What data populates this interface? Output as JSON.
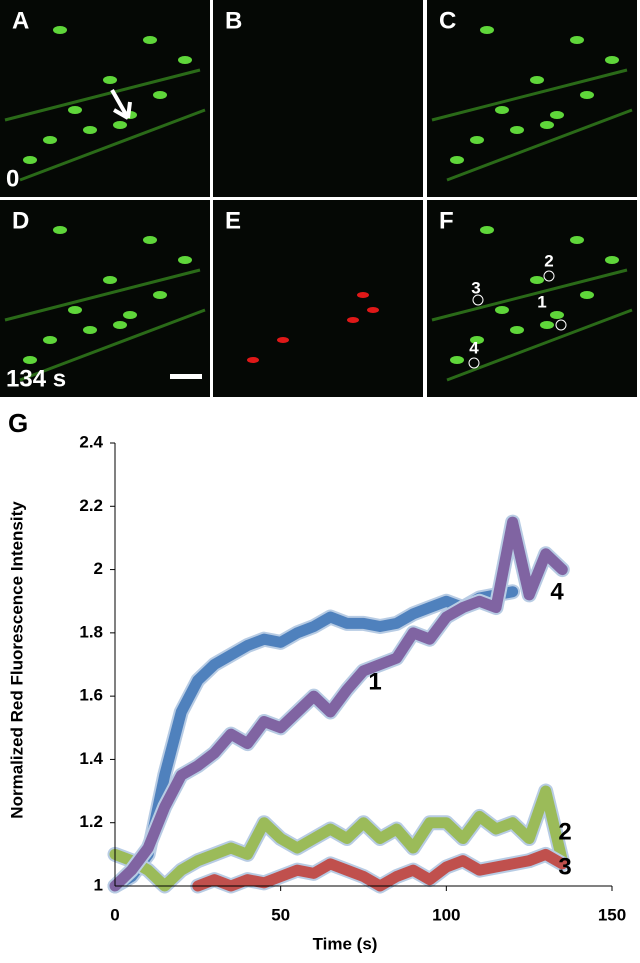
{
  "panels": {
    "labels": [
      "A",
      "B",
      "C",
      "D",
      "E",
      "F"
    ],
    "time_start": "0",
    "time_end": "134 s",
    "rois": [
      "1",
      "2",
      "3",
      "4"
    ]
  },
  "figure_label": "G",
  "chart_data": {
    "type": "line",
    "ylabel": "Normalized Red Fluorescence Intensity",
    "xlabel": "Time (s)",
    "x": [
      0,
      5,
      10,
      15,
      20,
      25,
      30,
      35,
      40,
      45,
      50,
      55,
      60,
      65,
      70,
      75,
      80,
      85,
      90,
      95,
      100,
      105,
      110,
      115,
      120,
      125,
      130,
      135
    ],
    "series": [
      {
        "name": "1",
        "color": "#4f81bd",
        "values": [
          1.0,
          1.03,
          1.1,
          1.35,
          1.55,
          1.65,
          1.7,
          1.73,
          1.76,
          1.78,
          1.77,
          1.8,
          1.82,
          1.85,
          1.83,
          1.83,
          1.82,
          1.83,
          1.86,
          1.88,
          1.9,
          1.88,
          1.91,
          1.92,
          1.93,
          null,
          null,
          null
        ]
      },
      {
        "name": "2",
        "color": "#9bbb59",
        "values": [
          1.1,
          1.08,
          1.05,
          1.0,
          1.05,
          1.08,
          1.1,
          1.12,
          1.1,
          1.2,
          1.15,
          1.12,
          1.15,
          1.18,
          1.15,
          1.2,
          1.15,
          1.18,
          1.12,
          1.2,
          1.2,
          1.15,
          1.22,
          1.18,
          1.2,
          1.15,
          1.3,
          1.08
        ]
      },
      {
        "name": "3",
        "color": "#c0504d",
        "values": [
          null,
          null,
          null,
          null,
          null,
          1.0,
          1.02,
          1.0,
          1.02,
          1.01,
          1.03,
          1.05,
          1.04,
          1.07,
          1.05,
          1.03,
          1.0,
          1.03,
          1.05,
          1.02,
          1.06,
          1.08,
          1.05,
          1.06,
          1.07,
          1.08,
          1.1,
          1.07
        ]
      },
      {
        "name": "4",
        "color": "#8064a2",
        "values": [
          1.0,
          1.05,
          1.12,
          1.25,
          1.35,
          1.38,
          1.42,
          1.48,
          1.45,
          1.52,
          1.5,
          1.55,
          1.6,
          1.55,
          1.62,
          1.68,
          1.7,
          1.72,
          1.8,
          1.78,
          1.85,
          1.88,
          1.9,
          1.88,
          2.15,
          1.92,
          2.05,
          2.0
        ]
      }
    ],
    "xlim": [
      0,
      150
    ],
    "xticks": [
      0,
      50,
      100,
      150
    ],
    "ylim": [
      1,
      2.4
    ],
    "yticks": [
      1,
      1.2,
      1.4,
      1.6,
      1.8,
      2,
      2.2,
      2.4
    ],
    "grid": false
  }
}
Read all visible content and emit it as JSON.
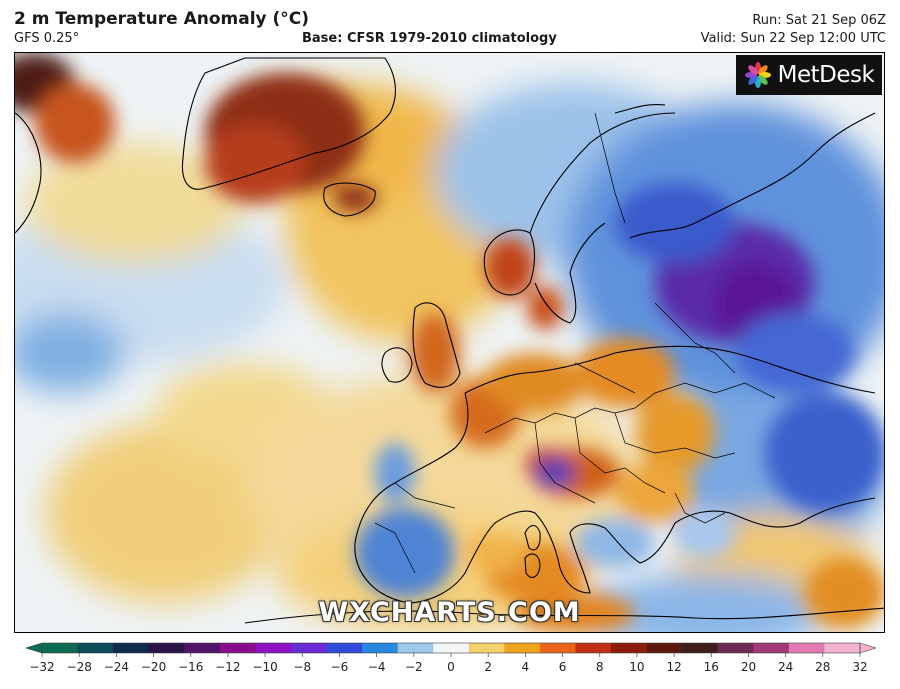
{
  "header": {
    "title": "2 m Temperature Anomaly (°C)",
    "model": "GFS 0.25°",
    "base": "Base: CFSR 1979-2010 climatology",
    "run": "Run: Sat 21 Sep 06Z",
    "valid": "Valid: Sun 22 Sep 12:00 UTC"
  },
  "logo": {
    "text": "MetDesk",
    "icon": "metdesk-flower-icon"
  },
  "watermark": "WXCHARTS.COM",
  "legend": {
    "ticks": [
      "−32",
      "−28",
      "−24",
      "−20",
      "−16",
      "−12",
      "−10",
      "−8",
      "−6",
      "−4",
      "−2",
      "0",
      "2",
      "4",
      "6",
      "8",
      "10",
      "12",
      "16",
      "20",
      "24",
      "28",
      "32"
    ],
    "colors": [
      "#0b6b52",
      "#0b4a5a",
      "#0f2a4a",
      "#2a1347",
      "#52136a",
      "#8a0c8a",
      "#8d14c4",
      "#6a2ad6",
      "#2f4ad8",
      "#2a86e0",
      "#9cc8ef",
      "#f4f7f8",
      "#f4d06a",
      "#f0a31c",
      "#e8661a",
      "#c22f12",
      "#8e1c0c",
      "#5c1a0d",
      "#3d1e1a",
      "#6e2a55",
      "#a13a78",
      "#e07ab0",
      "#f4b3cf"
    ]
  },
  "colors": {
    "warm_strong": "#a8311a",
    "warm_mid": "#e38e1c",
    "warm_light": "#f2d179",
    "cool_light": "#c7def0",
    "cool_mid": "#3e7ad0",
    "cool_strong": "#4a1a8e"
  }
}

□ □ □ □ □

**What the task asks:**
Retype exactly, please, the span from the line holding "Read all visible content and emit it as JSON." through the closing line of the data, both ends included, without the pictures.

**In response:**
Read all visible content and emit it as JSON.
{
  "header": {
    "title": "2 m Temperature Anomaly (°C)",
    "model": "GFS 0.25°",
    "base": "Base: CFSR 1979-2010 climatology",
    "run": "Run: Sat 21 Sep 06Z",
    "valid": "Valid: Sun 22 Sep 12:00 UTC"
  },
  "logo": {
    "text": "MetDesk",
    "icon": "metdesk-flower-icon"
  },
  "watermark": "WXCHARTS.COM",
  "legend": {
    "ticks": [
      "−32",
      "−28",
      "−24",
      "−20",
      "−16",
      "−12",
      "−10",
      "−8",
      "−6",
      "−4",
      "−2",
      "0",
      "2",
      "4",
      "6",
      "8",
      "10",
      "12",
      "16",
      "20",
      "24",
      "28",
      "32"
    ],
    "colors": [
      "#0b6b52",
      "#0b4a5a",
      "#0f2a4a",
      "#2a1347",
      "#52136a",
      "#8a0c8a",
      "#8d14c4",
      "#6a2ad6",
      "#2f4ad8",
      "#2a86e0",
      "#9cc8ef",
      "#f4f7f8",
      "#f4d06a",
      "#f0a31c",
      "#e8661a",
      "#c22f12",
      "#8e1c0c",
      "#5c1a0d",
      "#3d1e1a",
      "#6e2a55",
      "#a13a78",
      "#e07ab0",
      "#f4b3cf"
    ]
  },
  "colors": {
    "warm_strong": "#a8311a",
    "warm_mid": "#e38e1c",
    "warm_light": "#f2d179",
    "cool_light": "#c7def0",
    "cool_mid": "#3e7ad0",
    "cool_strong": "#4a1a8e"
  }
}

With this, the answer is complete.